Exercise prompt: Write out the listing below in full and exactly, leaving out every picture.

Material for this task:
-=-=-

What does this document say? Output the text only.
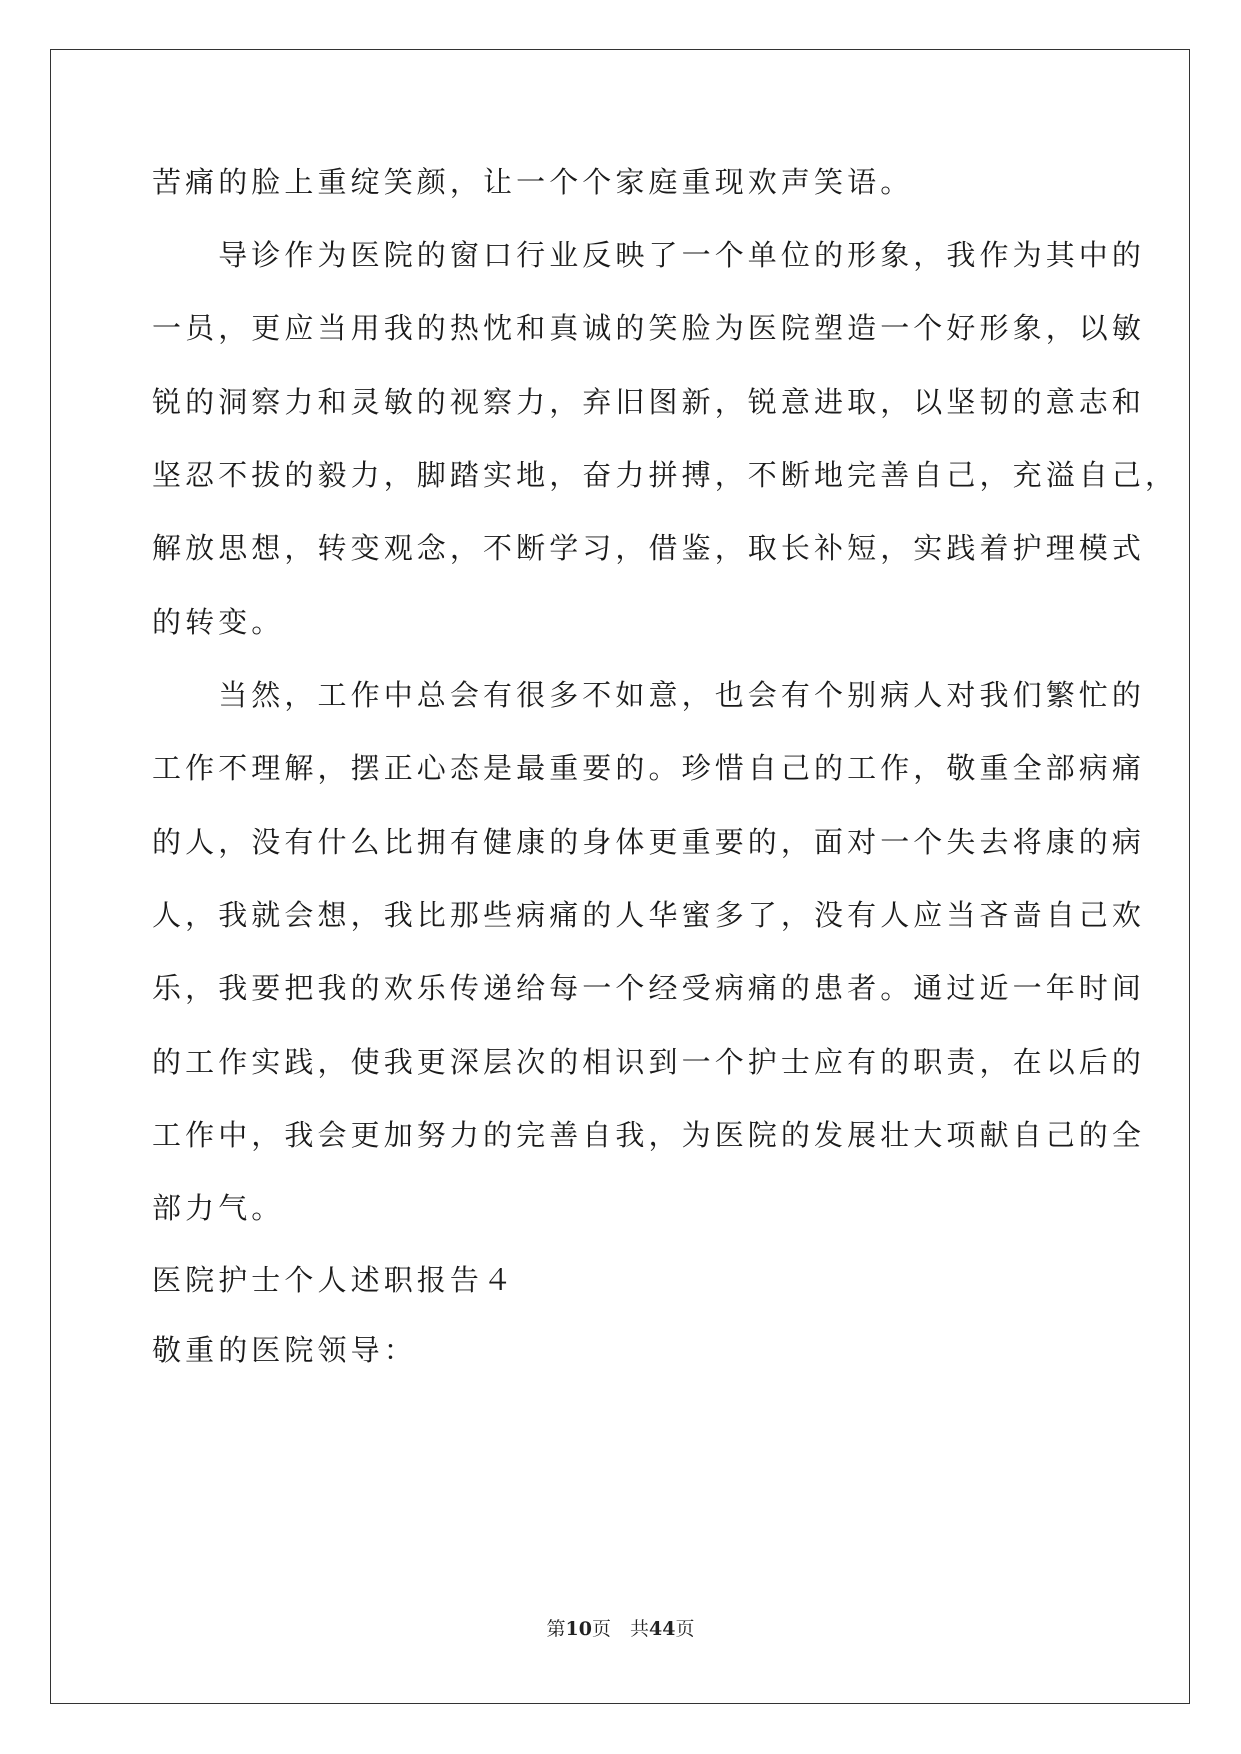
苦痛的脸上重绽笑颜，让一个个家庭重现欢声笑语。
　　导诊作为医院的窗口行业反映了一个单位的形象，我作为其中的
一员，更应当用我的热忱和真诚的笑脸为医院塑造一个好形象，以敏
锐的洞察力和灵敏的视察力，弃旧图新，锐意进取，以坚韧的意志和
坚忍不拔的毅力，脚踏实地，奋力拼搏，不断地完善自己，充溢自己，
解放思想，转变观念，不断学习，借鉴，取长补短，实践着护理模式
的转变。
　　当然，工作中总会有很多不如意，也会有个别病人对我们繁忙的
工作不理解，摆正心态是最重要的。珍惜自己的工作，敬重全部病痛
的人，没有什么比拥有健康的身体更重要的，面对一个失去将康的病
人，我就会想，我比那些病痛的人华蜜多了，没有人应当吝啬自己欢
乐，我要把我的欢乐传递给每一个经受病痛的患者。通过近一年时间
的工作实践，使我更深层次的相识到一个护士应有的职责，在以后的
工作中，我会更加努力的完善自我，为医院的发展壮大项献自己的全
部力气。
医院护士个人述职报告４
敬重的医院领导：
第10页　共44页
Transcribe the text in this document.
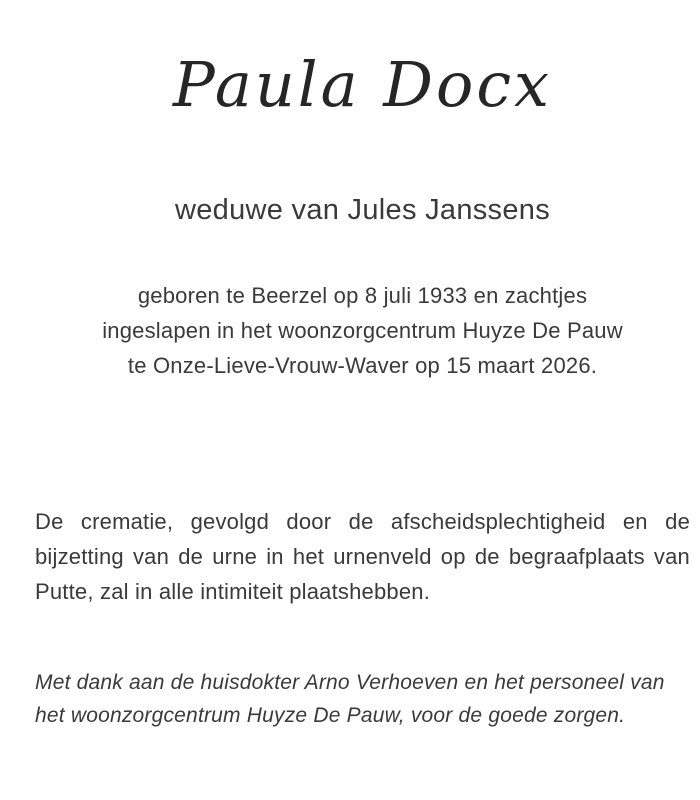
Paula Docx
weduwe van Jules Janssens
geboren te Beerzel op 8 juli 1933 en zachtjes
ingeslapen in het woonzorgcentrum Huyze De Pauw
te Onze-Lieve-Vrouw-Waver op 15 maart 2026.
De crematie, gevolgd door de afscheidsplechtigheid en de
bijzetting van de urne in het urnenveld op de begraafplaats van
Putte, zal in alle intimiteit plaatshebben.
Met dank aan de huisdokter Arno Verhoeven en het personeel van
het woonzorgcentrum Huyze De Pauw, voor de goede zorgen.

-=-=-

Solution:
What does this document say? Output the text only.
苦痛的脸上重绽笑颜，让一个个家庭重现欢声笑语。
　　导诊作为医院的窗口行业反映了一个单位的形象，我作为其中的
一员，更应当用我的热忱和真诚的笑脸为医院塑造一个好形象，以敏
锐的洞察力和灵敏的视察力，弃旧图新，锐意进取，以坚韧的意志和
坚忍不拔的毅力，脚踏实地，奋力拼搏，不断地完善自己，充溢自己，
解放思想，转变观念，不断学习，借鉴，取长补短，实践着护理模式
的转变。
　　当然，工作中总会有很多不如意，也会有个别病人对我们繁忙的
工作不理解，摆正心态是最重要的。珍惜自己的工作，敬重全部病痛
的人，没有什么比拥有健康的身体更重要的，面对一个失去将康的病
人，我就会想，我比那些病痛的人华蜜多了，没有人应当吝啬自己欢
乐，我要把我的欢乐传递给每一个经受病痛的患者。通过近一年时间
的工作实践，使我更深层次的相识到一个护士应有的职责，在以后的
工作中，我会更加努力的完善自我，为医院的发展壮大项献自己的全
部力气。
医院护士个人述职报告４
敬重的医院领导：
第10页　共44页
Transcribe the text in this document.
Paula Docx
weduwe van Jules Janssens
geboren te Beerzel op 8 juli 1933 en zachtjes
ingeslapen in het woonzorgcentrum Huyze De Pauw
te Onze-Lieve-Vrouw-Waver op 15 maart 2026.
De crematie, gevolgd door de afscheidsplechtigheid en de
bijzetting van de urne in het urnenveld op de begraafplaats van
Putte, zal in alle intimiteit plaatshebben.
Met dank aan de huisdokter Arno Verhoeven en het personeel van
het woonzorgcentrum Huyze De Pauw, voor de goede zorgen.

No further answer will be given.